**Aim of the exercise**
In the records that follow, locate every line with "六个带头" and extract it.

**Provided records**
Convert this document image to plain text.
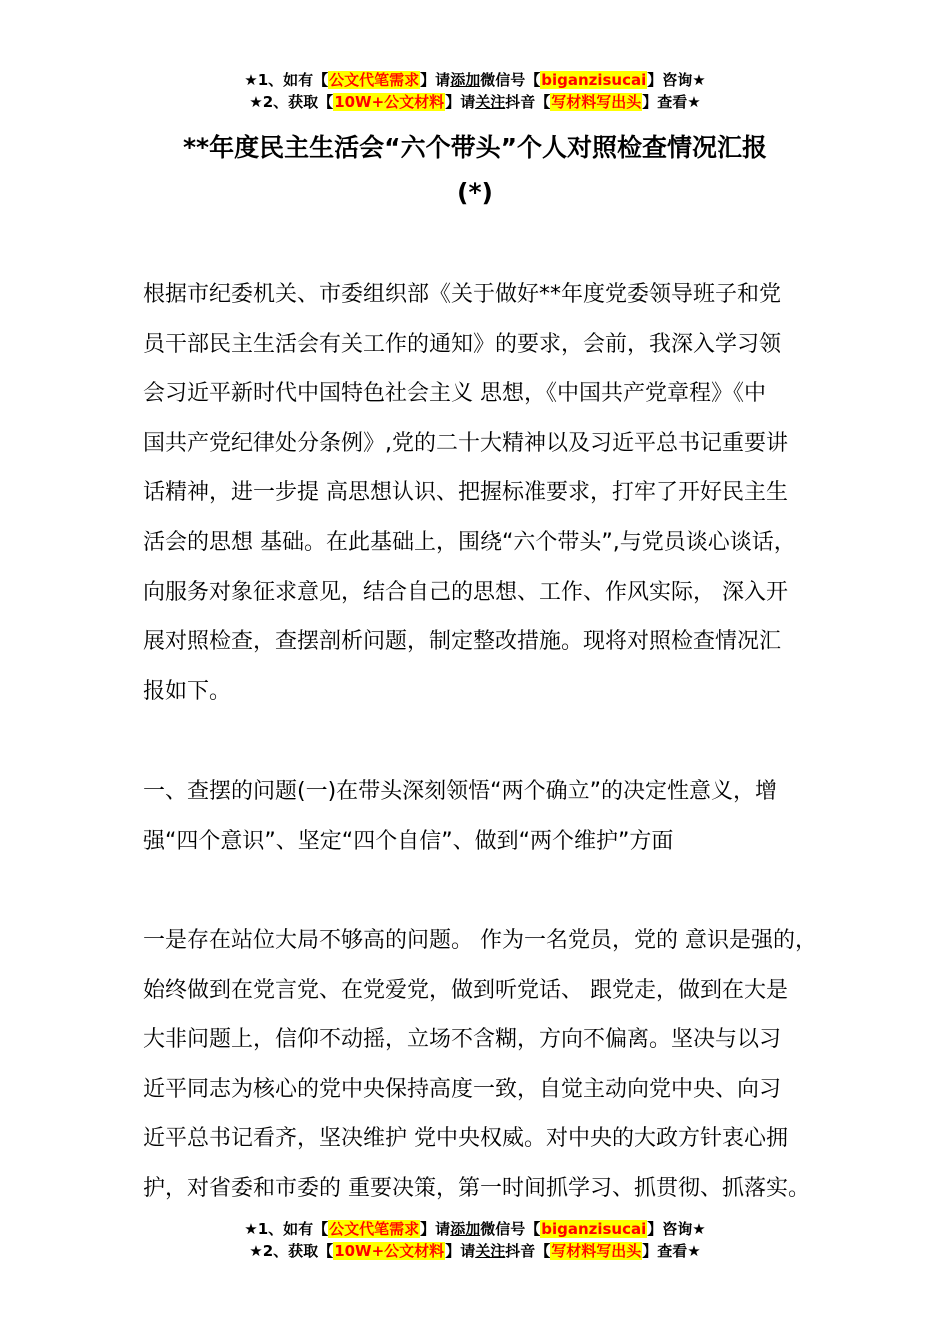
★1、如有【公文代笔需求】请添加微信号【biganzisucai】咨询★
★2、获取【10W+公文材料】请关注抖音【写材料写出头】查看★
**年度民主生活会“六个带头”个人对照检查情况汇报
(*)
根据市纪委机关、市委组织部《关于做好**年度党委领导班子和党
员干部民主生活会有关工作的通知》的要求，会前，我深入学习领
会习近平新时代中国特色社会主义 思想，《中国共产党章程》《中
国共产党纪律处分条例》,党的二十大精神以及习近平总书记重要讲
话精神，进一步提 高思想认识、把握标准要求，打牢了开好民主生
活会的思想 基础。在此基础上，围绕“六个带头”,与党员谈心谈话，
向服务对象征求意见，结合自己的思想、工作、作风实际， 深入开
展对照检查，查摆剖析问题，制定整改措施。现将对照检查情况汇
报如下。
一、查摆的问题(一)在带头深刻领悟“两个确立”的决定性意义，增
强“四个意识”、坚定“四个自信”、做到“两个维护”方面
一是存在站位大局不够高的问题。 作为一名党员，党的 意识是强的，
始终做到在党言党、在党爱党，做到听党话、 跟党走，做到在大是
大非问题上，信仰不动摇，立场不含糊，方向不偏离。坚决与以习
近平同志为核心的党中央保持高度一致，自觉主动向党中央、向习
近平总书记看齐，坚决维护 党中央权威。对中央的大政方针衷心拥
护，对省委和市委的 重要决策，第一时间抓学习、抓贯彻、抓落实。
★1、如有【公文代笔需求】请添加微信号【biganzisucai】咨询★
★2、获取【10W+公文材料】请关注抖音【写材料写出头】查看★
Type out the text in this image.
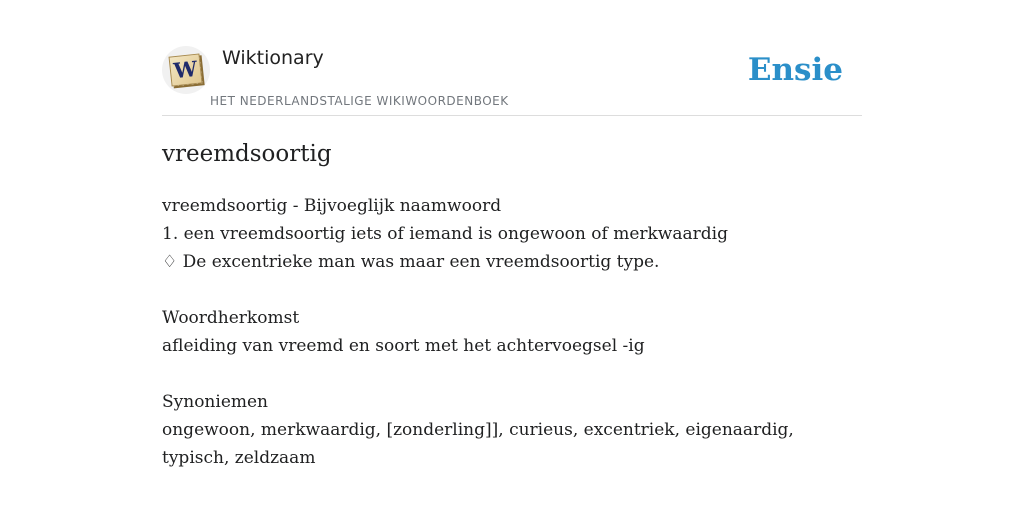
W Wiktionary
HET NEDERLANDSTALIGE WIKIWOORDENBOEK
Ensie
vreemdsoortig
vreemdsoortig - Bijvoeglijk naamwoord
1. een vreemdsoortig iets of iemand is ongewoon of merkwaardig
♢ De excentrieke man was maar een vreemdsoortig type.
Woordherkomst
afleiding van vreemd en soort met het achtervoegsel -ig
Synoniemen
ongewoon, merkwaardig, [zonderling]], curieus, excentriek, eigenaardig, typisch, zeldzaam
--
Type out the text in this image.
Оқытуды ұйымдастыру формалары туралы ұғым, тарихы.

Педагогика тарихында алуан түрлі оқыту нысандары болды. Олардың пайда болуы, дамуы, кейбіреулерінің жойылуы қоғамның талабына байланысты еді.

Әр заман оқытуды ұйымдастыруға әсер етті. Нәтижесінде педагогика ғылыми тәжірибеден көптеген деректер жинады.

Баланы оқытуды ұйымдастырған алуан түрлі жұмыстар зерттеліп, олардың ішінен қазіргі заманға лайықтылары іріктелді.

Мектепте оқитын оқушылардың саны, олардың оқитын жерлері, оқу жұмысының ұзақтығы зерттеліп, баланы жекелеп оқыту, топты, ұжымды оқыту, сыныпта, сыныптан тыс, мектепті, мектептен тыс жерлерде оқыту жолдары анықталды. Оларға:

**Answer for this exercise**
**年度民主生活会“六个带头”个人对照检查情况汇报
活会的思想 基础。在此基础上，围绕“六个带头”,与党员谈心谈话，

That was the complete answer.